> **Directive**
Keep only the lines of the data below that contain "type", and copy them.

> **Data entries**
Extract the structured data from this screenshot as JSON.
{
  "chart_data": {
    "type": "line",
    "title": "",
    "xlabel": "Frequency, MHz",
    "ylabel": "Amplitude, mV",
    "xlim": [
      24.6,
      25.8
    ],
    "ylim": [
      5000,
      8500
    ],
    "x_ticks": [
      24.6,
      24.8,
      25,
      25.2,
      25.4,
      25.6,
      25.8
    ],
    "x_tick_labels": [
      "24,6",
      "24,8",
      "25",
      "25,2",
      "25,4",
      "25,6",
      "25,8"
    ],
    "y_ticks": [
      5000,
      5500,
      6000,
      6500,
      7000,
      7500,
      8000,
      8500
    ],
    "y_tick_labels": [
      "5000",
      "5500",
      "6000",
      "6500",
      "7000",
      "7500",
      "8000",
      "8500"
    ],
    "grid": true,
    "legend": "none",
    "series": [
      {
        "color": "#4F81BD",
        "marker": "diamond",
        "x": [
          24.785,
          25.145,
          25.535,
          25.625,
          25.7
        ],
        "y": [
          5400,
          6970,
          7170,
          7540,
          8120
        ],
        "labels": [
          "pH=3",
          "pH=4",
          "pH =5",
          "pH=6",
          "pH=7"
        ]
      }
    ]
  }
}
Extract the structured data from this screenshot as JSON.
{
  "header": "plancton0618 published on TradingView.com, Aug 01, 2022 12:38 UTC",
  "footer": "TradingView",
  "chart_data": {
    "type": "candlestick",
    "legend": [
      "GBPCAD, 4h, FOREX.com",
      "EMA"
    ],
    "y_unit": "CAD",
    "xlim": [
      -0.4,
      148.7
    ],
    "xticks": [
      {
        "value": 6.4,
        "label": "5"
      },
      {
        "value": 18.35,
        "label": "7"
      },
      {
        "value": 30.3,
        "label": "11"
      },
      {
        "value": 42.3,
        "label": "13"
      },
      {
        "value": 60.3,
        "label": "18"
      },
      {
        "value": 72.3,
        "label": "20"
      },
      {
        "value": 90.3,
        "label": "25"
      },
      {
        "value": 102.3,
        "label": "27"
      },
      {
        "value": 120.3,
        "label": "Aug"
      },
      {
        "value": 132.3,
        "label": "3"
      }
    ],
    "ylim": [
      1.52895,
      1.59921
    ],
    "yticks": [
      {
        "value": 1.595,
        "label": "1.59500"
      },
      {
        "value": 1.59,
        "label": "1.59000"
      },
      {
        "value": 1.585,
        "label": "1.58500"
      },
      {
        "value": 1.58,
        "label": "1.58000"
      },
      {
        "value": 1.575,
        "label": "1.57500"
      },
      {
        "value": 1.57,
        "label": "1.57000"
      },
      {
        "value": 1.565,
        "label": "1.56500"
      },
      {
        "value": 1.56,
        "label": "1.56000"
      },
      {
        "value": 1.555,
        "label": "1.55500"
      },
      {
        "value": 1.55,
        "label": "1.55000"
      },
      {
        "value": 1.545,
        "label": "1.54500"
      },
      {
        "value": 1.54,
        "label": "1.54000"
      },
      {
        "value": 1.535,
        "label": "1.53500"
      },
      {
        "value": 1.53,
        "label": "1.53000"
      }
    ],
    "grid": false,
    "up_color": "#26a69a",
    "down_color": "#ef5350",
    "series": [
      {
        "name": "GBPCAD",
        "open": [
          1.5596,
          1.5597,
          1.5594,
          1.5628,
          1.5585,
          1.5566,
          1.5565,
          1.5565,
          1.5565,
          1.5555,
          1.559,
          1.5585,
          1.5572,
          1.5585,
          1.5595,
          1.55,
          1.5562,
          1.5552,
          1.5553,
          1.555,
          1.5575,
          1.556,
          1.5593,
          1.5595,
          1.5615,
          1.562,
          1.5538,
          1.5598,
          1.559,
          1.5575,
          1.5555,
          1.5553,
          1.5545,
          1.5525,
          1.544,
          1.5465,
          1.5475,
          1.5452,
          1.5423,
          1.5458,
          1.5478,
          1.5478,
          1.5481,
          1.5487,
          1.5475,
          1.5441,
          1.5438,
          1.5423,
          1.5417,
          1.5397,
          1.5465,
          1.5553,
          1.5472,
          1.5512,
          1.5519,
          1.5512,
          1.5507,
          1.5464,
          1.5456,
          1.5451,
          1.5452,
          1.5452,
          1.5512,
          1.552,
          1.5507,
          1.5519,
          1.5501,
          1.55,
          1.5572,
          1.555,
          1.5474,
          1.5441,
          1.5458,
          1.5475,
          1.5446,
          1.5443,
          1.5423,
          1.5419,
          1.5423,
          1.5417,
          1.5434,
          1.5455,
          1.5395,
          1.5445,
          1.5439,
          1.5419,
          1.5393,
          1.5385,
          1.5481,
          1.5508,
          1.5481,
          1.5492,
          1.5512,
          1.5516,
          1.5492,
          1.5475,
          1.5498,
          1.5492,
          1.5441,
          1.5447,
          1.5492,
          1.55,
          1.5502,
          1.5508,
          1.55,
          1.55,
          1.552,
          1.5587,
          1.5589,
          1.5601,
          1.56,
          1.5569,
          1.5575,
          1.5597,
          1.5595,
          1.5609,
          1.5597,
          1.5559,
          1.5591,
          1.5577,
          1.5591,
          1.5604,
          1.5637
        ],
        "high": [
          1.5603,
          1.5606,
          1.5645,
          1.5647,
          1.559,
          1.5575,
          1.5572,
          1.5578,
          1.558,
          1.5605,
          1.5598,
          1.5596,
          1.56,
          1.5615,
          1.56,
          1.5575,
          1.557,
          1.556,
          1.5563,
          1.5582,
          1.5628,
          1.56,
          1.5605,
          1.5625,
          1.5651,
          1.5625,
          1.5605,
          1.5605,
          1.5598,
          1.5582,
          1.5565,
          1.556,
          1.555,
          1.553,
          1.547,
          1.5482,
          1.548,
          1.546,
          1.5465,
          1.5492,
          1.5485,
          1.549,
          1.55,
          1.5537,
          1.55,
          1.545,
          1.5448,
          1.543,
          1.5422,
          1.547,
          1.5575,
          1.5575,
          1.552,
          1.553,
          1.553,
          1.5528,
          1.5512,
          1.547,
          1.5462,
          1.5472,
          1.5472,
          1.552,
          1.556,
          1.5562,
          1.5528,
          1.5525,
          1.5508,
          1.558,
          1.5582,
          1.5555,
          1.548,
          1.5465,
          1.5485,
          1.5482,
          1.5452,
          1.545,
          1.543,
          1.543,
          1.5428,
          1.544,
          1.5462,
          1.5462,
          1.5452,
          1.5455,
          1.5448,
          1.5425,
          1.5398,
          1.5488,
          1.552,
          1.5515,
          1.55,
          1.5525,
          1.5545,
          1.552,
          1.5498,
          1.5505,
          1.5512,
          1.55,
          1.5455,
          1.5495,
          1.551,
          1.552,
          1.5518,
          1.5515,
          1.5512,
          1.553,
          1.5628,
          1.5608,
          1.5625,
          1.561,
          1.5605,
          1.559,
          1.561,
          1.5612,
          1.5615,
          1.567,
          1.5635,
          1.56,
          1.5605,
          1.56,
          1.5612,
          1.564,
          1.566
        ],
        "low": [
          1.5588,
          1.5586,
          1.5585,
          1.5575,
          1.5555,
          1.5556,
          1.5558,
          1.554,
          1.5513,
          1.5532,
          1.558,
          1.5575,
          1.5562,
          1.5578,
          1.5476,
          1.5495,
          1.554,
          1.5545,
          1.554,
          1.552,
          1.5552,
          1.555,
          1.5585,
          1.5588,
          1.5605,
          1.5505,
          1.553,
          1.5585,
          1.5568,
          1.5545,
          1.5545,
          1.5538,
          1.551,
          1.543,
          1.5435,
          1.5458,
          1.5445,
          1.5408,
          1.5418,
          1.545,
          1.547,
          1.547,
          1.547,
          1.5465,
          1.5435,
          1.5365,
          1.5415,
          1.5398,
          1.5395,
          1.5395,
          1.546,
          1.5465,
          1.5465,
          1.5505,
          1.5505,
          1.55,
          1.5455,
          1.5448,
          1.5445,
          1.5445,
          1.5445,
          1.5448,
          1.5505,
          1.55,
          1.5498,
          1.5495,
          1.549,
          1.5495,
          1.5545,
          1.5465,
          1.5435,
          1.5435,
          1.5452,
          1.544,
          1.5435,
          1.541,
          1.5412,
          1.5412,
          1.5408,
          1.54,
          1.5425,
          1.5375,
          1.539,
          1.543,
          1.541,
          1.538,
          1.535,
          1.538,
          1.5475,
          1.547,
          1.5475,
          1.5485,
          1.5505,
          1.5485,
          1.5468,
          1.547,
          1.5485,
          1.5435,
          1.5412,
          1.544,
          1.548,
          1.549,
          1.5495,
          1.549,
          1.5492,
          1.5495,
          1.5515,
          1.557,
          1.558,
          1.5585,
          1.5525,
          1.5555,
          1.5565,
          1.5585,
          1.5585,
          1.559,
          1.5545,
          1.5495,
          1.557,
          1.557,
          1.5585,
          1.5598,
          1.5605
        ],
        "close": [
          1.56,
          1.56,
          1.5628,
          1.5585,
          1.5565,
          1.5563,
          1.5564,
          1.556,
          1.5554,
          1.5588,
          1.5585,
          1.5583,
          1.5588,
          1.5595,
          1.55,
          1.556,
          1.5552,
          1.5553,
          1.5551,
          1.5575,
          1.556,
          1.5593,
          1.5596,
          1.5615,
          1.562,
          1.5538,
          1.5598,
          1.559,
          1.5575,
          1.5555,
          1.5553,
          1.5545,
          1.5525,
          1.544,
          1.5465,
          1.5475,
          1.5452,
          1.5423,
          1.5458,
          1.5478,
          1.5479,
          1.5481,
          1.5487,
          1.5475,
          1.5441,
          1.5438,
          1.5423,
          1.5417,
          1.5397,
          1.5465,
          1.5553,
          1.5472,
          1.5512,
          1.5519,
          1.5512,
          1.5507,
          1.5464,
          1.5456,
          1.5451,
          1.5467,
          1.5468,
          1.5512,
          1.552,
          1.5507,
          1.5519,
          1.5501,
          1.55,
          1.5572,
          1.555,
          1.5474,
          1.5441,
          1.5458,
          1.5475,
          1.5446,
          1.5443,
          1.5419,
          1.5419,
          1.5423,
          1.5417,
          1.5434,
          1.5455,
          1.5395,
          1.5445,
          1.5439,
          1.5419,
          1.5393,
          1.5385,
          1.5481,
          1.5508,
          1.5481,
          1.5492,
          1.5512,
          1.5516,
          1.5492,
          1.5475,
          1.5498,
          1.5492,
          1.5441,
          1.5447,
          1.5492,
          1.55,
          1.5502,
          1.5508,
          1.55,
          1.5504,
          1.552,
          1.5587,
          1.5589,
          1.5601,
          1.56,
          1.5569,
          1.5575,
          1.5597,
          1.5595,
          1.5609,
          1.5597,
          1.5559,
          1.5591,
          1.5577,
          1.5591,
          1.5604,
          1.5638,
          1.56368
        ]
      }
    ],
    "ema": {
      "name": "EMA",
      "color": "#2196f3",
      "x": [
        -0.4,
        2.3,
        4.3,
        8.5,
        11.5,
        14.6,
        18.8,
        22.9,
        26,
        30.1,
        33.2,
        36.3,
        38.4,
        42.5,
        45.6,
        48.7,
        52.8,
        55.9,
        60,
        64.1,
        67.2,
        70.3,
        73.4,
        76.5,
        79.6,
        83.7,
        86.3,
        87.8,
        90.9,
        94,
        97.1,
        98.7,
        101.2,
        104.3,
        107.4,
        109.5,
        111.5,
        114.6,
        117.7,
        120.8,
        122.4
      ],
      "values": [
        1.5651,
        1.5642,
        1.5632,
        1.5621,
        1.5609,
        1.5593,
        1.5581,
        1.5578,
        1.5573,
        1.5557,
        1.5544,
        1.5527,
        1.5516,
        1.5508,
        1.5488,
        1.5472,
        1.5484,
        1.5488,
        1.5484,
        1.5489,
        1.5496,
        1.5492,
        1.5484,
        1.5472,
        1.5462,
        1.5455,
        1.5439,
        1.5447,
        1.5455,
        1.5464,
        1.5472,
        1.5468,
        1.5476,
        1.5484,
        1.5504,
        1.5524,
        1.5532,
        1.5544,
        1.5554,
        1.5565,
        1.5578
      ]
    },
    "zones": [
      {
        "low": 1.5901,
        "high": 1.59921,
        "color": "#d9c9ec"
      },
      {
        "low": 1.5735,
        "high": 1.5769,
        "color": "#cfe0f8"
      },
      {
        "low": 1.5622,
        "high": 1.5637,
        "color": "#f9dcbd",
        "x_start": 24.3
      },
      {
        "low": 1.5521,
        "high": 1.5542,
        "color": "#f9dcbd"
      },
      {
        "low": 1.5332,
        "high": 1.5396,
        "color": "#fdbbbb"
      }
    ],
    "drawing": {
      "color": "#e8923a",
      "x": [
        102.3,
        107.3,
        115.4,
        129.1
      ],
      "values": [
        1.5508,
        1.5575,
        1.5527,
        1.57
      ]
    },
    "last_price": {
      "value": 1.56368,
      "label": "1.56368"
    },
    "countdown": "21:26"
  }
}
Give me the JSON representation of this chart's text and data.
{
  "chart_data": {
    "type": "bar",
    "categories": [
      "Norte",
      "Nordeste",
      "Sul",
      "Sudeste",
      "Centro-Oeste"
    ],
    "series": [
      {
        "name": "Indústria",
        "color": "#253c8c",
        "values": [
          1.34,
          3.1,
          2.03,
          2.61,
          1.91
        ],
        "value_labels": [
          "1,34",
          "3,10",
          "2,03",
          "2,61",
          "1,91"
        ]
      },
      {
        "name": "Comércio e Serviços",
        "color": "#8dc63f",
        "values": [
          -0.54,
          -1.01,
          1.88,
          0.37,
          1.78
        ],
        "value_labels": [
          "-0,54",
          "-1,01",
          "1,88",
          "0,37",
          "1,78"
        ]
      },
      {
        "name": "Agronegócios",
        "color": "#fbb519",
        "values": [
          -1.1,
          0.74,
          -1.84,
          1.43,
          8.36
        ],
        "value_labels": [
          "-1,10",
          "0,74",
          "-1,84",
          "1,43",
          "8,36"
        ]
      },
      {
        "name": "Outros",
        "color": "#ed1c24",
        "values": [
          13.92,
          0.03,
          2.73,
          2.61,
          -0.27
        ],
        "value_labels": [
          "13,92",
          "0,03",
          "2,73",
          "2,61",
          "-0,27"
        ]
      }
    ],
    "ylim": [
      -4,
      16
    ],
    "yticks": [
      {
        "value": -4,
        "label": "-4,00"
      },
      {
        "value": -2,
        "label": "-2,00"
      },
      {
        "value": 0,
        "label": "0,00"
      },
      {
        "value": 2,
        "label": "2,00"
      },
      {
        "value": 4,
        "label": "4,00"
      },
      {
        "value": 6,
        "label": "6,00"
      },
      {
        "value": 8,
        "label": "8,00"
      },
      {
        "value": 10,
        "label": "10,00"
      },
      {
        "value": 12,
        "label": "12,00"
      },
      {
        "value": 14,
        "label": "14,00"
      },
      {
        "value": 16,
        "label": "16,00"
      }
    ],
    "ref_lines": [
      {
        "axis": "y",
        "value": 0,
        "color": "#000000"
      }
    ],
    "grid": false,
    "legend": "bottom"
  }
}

> **Task answer**
    "type": "line",
    "type": "candlestick",
    "type": "bar",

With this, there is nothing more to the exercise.